**EXCERPT PROVIDED**

Source code in vllm/model_executor/models/chameleon.py
class ChameleonModel(nn.Module):
    def __init__(self, *, vllm_config: VllmConfig, prefix: str = ""):
        super().__init__()

        config = vllm_config.model_config.hf_config
        cache_config = vllm_config.cache_config
        quant_config = vllm_config.quant_config

        self.config = config
        self.vocab_size = config.vocab_size
        self.embed_tokens = VocabParallelEmbedding(
            self.vocab_size,
            config.hidden_size,
        )
        self.vocabulary_mapping = ChameleonImageVocabularyMapping(config.vocabulary_map)
        decoder_layer = (
            ChameleonDecoderLayer
            if not self.config.swin_norm
            else ChameleonSwinDecoderLayer
        )

        self.start_layer, self.end_layer, self.layers = make_layers(
            config.num_hidden_layers,
            lambda prefix: decoder_layer(
                config=config,
                cache_config=cache_config,
                quant_config=quant_config,
                prefix=prefix,
            ),
            prefix=f"{prefix}.layers",
        )

        self.norm = RMSNorm(config.hidden_size, eps=config.rms_norm_eps)
        self.vqmodel = ChameleonVQVAE(config.vq_config)
        self.make_empty_intermediate_tensors = make_empty_intermediate_tensors_factory(
            ["hidden_states", "residual"], config.hidden_size
        )

    def embed_input_ids(self, input_ids: torch.Tensor) -> torch.Tensor:
        return self.embed_tokens(input_ids)

**MATERIAL PROVIDED**
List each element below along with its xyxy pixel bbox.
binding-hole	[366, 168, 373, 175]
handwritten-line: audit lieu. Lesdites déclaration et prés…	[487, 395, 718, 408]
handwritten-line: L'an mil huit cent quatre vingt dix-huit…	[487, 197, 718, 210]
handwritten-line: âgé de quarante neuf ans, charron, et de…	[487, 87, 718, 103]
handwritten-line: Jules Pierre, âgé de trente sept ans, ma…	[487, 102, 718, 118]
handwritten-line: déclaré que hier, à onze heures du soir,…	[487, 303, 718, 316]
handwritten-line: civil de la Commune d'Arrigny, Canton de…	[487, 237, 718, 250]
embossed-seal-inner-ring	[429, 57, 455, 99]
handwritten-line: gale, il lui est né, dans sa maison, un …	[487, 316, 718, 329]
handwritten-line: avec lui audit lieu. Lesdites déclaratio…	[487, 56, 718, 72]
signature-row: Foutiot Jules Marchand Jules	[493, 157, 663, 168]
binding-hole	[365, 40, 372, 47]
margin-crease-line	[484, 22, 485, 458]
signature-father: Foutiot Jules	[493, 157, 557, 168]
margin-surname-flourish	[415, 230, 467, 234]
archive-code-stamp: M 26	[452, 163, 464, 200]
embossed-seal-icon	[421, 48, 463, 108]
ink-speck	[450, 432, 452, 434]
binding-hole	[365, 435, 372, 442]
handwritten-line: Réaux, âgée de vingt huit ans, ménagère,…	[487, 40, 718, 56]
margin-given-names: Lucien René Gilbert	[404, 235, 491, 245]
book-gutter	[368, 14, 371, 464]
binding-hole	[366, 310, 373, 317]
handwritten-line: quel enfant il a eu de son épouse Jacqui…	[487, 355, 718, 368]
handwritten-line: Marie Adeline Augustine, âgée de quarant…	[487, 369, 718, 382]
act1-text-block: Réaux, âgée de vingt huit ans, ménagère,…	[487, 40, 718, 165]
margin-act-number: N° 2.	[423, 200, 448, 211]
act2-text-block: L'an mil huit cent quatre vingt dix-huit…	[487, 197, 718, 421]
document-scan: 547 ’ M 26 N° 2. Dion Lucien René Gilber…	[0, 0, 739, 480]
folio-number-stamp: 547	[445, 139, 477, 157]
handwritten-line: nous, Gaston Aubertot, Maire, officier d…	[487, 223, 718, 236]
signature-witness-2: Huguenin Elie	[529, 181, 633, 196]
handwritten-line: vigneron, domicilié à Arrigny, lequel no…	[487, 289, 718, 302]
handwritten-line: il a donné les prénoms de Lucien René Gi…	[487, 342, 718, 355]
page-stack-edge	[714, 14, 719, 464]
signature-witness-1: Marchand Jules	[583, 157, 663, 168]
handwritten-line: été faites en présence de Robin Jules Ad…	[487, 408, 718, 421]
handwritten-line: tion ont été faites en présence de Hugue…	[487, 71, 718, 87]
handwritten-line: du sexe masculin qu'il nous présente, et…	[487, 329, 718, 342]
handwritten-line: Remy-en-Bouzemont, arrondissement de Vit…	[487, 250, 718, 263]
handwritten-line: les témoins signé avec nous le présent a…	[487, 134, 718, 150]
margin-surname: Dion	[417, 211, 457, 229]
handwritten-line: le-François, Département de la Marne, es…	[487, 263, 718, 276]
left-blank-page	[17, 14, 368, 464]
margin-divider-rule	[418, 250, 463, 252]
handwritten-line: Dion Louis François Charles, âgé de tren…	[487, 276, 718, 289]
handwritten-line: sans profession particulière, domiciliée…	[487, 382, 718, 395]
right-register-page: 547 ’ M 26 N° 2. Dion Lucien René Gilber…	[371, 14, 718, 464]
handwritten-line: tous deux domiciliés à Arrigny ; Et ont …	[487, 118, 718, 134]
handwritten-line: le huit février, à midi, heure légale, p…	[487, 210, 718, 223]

**TASKS**
**1)** Quote the ChameleonModel source code, starting with "self.start_layer, self.end_layer, self.layers" and going on through "self.vqmodel = ChameleonVQVAE(config.vq_config)".
**2)** In the ChameleonModel source code, list every keyword argument passed to decoder_layer inside the lambda given to make_layers.
**3)** Carry on writing the ChameleonModel source code from where it stops.
The material plays no part in any of this.

**PER-TASK ANSWERS**
**1)**
self.start_layer, self.end_layer, self.layers = make_layers(
            config.num_hidden_layers,
            lambda prefix: decoder_layer(
                config=config,
                cache_config=cache_config,
                quant_config=quant_config,
                prefix=prefix,
            ),
            prefix=f"{prefix}.layers",
        )

        self.norm = RMSNorm(config.hidden_size, eps=config.rms_norm_eps)
        self.vqmodel = ChameleonVQVAE(config.vq_config)

**2)** config, cache_config, quant_config, prefix

**3)**
    def get_image_tokens(self, pixel_values: torch.Tensor) -> torch.Tensor:
        """
        Tokenizes images into discrete tokens with VQGAN module. Converts
        obtained image tokens into BPE tokens and wraps with "boi" and "eoi"
        special tokens.
        """
        batch_size = pixel_values.shape[0]
        _, _, image_toks = self.vqmodel.encode(pixel_values)
        bpe_toks = self.vocabulary_mapping.convert_img2bpe(image_toks)
        bpe_toks = bpe_toks.view(batch_size, -1)
        return bpe_toks

    def forward(
        self,
        input_ids: torch.Tensor | None,
        positions: torch.Tensor,
        intermediate_tensors: IntermediateTensors | None,
        inputs_embeds: torch.Tensor | None = None,
    ) -> torch.Tensor | IntermediateTensors:
        if get_pp_group().is_first_rank:
            if inputs_embeds is not None:
                hidden_states = inputs_embeds
            else:
                hidden_states = self.embed_input_ids(input_ids)
            residual = None
        else:
            assert intermediate_tensors is not None
            hidden_states = intermediate_tensors["hidden_states"]
            residual = intermediate_tensors["residual"]
        for layer in islice(self.layers, self.start_layer, self.end_layer):
            hidden_states, residual = layer(
                positions,
                hidden_states,
                residual,
            )
        if not get_pp_group().is_last_rank:
            return IntermediateTensors(
                {"hidden_states": hidden_states, "residual": residual}
            )
        hidden_states, _ = self.norm(hidden_states, residual)
        return hidden_states

get_image_tokens

get_image_tokens(pixel_values: Tensor) -> Tensor

Tokenizes images into discrete tokens with VQGAN module. Converts obtained image tokens into BPE tokens and wraps with "boi" and "eoi" special tokens.

Source code in vllm/model_executor/models/chameleon.py
def get_image_tokens(self, pixel_values: torch.Tensor) -> torch.Tensor:
    """
    Tokenizes images into discrete tokens with VQGAN module. Converts
    obtained image tokens into BPE tokens and wraps with "boi" and "eoi"
    special tokens.
    """
    batch_size = pixel_values.shape[0]
    _, _, image_toks = self.vqmodel.encode(pixel_values)
    bpe_toks = self.vocabulary_mapping.convert_img2bpe(image_toks)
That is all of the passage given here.